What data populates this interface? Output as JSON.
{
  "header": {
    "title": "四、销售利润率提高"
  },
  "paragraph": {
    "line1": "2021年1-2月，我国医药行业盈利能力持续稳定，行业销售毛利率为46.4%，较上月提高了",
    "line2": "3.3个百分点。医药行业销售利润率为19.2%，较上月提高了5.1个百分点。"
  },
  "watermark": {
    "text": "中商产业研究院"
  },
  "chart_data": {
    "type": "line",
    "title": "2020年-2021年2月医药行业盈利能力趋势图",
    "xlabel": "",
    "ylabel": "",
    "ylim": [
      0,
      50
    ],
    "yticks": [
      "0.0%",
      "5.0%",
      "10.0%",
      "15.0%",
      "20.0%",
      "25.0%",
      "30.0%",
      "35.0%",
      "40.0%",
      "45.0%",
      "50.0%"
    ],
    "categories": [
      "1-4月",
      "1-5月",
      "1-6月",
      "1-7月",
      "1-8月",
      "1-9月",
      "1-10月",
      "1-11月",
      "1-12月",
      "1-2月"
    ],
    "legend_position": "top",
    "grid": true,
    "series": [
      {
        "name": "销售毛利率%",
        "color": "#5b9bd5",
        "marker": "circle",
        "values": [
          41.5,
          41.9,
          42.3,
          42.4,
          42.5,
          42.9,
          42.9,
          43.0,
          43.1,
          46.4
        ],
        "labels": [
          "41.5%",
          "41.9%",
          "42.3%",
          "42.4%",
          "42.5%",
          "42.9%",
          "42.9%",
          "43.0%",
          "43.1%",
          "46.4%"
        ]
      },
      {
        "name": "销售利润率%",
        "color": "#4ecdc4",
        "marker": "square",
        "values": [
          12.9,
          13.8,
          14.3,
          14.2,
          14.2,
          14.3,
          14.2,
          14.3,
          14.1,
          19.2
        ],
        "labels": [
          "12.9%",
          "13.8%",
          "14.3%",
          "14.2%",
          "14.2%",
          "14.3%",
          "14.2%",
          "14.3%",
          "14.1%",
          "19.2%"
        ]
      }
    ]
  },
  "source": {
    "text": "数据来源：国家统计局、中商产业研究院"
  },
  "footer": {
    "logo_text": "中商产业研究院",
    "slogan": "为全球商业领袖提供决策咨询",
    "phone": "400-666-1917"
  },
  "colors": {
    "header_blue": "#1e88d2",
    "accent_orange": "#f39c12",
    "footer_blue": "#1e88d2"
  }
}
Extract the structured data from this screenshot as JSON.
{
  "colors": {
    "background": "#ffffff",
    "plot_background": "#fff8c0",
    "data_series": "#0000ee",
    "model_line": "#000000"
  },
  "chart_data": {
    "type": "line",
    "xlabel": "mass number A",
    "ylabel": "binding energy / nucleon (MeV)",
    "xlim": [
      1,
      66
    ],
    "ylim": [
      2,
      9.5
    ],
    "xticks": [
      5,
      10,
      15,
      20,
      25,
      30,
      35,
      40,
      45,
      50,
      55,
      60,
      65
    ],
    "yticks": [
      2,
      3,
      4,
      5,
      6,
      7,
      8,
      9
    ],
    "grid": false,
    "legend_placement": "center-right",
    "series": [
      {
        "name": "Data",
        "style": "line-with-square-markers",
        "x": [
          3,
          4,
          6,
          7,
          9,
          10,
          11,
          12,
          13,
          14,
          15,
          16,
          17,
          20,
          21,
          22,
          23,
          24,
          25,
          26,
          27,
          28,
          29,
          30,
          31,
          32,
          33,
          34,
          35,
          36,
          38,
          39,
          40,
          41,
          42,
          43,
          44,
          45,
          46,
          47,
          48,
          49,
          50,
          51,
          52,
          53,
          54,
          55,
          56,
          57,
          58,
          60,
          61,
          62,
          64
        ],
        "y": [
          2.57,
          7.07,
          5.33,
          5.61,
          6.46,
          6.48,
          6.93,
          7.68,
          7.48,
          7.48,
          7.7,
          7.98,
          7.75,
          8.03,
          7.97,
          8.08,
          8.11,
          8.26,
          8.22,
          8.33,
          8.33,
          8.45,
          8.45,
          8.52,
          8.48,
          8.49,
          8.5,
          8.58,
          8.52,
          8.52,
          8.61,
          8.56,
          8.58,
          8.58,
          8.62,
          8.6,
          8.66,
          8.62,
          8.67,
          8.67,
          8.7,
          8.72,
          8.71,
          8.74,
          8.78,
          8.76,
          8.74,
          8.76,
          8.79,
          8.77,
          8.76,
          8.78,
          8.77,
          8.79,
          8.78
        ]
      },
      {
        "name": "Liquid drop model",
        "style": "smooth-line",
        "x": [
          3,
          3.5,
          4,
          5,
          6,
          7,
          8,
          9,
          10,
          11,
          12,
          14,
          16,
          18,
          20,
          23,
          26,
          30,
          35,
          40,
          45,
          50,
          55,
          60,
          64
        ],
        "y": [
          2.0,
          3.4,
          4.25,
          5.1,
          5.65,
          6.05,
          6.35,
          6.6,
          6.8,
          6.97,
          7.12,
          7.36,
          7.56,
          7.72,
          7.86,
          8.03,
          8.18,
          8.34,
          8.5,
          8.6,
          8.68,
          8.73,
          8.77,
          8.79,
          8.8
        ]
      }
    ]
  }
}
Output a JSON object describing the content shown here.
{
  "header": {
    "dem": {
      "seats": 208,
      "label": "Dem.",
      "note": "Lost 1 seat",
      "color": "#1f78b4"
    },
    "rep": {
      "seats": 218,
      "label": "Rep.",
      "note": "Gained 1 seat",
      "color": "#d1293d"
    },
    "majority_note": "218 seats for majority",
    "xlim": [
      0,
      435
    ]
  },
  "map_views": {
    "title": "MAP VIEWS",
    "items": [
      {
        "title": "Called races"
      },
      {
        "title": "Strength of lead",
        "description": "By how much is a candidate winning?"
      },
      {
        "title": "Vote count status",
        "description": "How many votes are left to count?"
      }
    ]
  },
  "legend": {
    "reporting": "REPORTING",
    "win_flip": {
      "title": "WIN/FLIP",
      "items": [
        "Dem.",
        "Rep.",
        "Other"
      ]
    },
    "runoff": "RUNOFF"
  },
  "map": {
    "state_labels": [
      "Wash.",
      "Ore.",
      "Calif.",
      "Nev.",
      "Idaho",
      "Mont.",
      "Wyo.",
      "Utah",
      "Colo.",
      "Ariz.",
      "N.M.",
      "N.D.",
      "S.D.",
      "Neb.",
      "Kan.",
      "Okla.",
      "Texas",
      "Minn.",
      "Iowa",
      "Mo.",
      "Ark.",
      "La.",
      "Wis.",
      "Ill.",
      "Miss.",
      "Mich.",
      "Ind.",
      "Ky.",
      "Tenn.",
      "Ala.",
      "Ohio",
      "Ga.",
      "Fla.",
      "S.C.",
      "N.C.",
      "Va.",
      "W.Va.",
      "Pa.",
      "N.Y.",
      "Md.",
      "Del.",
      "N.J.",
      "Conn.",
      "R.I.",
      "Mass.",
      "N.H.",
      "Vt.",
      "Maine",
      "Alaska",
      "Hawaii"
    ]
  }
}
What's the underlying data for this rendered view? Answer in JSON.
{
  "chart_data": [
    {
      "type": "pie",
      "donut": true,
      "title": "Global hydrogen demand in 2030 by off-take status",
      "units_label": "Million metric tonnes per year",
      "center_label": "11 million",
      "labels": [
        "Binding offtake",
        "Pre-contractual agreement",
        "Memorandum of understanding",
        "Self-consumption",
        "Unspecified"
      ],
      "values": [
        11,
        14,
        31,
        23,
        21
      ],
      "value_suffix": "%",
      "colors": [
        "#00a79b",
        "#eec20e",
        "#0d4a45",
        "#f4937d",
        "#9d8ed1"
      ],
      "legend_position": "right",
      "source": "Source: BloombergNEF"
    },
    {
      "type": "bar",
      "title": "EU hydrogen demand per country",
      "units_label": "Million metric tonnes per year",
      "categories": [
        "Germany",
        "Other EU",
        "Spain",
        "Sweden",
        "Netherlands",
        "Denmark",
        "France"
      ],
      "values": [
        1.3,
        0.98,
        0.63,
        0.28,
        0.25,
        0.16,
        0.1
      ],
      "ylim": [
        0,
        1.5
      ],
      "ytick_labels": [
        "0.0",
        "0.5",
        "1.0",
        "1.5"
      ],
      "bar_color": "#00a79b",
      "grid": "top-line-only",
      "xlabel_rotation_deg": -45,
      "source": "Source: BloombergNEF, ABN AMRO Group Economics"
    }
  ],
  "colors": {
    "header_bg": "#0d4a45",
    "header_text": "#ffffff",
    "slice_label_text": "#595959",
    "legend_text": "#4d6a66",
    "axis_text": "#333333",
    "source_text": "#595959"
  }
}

▶ INSTRUCTION
Set down, word for word, every line from the line that holds "What's the underlying" to the end of the entries above, including both ends.

▶ THE REPLY
What's the underlying data for this rendered view? Answer in JSON.
{
  "chart_data": [
    {
      "type": "pie",
      "donut": true,
      "title": "Global hydrogen demand in 2030 by off-take status",
      "units_label": "Million metric tonnes per year",
      "center_label": "11 million",
      "labels": [
        "Binding offtake",
        "Pre-contractual agreement",
        "Memorandum of understanding",
        "Self-consumption",
        "Unspecified"
      ],
      "values": [
        11,
        14,
        31,
        23,
        21
      ],
      "value_suffix": "%",
      "colors": [
        "#00a79b",
        "#eec20e",
        "#0d4a45",
        "#f4937d",
        "#9d8ed1"
      ],
      "legend_position": "right",
      "source": "Source: BloombergNEF"
    },
    {
      "type": "bar",
      "title": "EU hydrogen demand per country",
      "units_label": "Million metric tonnes per year",
      "categories": [
        "Germany",
        "Other EU",
        "Spain",
        "Sweden",
        "Netherlands",
        "Denmark",
        "France"
      ],
      "values": [
        1.3,
        0.98,
        0.63,
        0.28,
        0.25,
        0.16,
        0.1
      ],
      "ylim": [
        0,
        1.5
      ],
      "ytick_labels": [
        "0.0",
        "0.5",
        "1.0",
        "1.5"
      ],
      "bar_color": "#00a79b",
      "grid": "top-line-only",
      "xlabel_rotation_deg": -45,
      "source": "Source: BloombergNEF, ABN AMRO Group Economics"
    }
  ],
  "colors": {
    "header_bg": "#0d4a45",
    "header_text": "#ffffff",
    "slice_label_text": "#595959",
    "legend_text": "#4d6a66",
    "axis_text": "#333333",
    "source_text": "#595959"
  }
}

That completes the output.